(A block of data)
-=-=-=-=-
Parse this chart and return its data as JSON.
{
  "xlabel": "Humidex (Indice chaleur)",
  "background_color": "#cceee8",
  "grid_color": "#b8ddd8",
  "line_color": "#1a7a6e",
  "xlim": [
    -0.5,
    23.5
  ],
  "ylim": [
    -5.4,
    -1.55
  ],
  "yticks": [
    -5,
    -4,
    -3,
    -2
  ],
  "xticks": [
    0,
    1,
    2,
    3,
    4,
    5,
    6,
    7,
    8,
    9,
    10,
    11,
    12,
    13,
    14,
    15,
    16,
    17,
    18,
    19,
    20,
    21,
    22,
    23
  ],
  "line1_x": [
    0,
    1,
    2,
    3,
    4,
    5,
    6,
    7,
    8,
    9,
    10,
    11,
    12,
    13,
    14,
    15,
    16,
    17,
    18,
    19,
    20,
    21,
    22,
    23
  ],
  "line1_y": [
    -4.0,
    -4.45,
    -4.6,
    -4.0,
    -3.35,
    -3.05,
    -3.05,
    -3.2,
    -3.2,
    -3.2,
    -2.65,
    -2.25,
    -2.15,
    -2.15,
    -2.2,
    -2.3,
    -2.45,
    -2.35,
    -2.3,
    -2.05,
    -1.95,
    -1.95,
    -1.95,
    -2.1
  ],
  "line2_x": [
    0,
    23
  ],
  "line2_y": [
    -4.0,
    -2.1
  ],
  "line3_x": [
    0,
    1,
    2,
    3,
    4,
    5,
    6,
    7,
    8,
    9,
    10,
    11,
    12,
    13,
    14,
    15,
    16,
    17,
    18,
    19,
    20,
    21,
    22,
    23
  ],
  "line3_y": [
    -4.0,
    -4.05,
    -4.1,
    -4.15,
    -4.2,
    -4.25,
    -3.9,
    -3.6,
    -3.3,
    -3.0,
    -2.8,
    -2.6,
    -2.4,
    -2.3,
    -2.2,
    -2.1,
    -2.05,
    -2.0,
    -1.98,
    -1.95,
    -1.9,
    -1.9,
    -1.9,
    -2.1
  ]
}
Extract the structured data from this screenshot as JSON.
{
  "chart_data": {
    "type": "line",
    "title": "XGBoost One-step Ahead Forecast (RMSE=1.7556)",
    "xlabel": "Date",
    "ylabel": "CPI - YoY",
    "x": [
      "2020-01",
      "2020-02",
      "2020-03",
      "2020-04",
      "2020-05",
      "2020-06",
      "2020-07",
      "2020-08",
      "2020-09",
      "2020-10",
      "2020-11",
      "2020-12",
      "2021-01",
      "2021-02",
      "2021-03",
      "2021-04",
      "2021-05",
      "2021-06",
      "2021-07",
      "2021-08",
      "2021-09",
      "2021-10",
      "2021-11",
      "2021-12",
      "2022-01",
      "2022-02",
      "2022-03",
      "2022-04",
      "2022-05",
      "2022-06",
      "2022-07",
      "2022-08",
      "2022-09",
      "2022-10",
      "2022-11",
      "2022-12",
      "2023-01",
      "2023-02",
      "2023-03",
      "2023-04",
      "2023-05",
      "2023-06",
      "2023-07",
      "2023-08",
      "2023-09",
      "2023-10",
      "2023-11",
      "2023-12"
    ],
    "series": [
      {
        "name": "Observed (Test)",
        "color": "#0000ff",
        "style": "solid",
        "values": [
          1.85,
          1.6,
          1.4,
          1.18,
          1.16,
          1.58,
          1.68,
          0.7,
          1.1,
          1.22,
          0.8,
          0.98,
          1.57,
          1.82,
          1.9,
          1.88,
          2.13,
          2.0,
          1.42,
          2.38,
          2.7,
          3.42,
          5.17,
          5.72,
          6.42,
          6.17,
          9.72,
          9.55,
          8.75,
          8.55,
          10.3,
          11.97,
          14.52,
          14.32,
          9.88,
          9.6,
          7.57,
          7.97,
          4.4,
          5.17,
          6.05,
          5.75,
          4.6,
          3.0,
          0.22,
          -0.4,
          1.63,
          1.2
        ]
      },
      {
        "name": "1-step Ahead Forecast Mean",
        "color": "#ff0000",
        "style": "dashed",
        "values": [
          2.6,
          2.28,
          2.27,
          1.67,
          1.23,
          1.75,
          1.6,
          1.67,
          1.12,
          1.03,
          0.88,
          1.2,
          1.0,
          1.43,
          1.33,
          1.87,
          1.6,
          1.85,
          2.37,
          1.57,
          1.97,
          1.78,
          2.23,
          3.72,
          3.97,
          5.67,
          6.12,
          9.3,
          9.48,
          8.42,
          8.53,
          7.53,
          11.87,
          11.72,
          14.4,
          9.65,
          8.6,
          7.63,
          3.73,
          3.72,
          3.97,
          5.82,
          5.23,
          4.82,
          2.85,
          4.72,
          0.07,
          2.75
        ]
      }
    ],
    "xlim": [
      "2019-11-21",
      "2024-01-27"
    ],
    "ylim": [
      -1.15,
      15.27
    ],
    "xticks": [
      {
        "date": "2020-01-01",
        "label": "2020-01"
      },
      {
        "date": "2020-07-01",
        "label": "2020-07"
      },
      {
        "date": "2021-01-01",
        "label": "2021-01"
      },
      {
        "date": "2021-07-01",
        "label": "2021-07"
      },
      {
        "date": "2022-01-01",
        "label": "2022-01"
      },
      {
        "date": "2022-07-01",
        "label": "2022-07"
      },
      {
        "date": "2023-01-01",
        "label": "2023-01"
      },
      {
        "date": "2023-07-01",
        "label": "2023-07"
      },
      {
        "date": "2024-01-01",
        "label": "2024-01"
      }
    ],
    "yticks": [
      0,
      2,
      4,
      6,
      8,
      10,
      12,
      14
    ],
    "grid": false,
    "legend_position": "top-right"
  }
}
-=-=-=-=-
Track down all lines above with the string "xlabel" and copy them.

• [THE RESULT]:
  "xlabel": "Humidex (Indice chaleur)",
    "xlabel": "Date",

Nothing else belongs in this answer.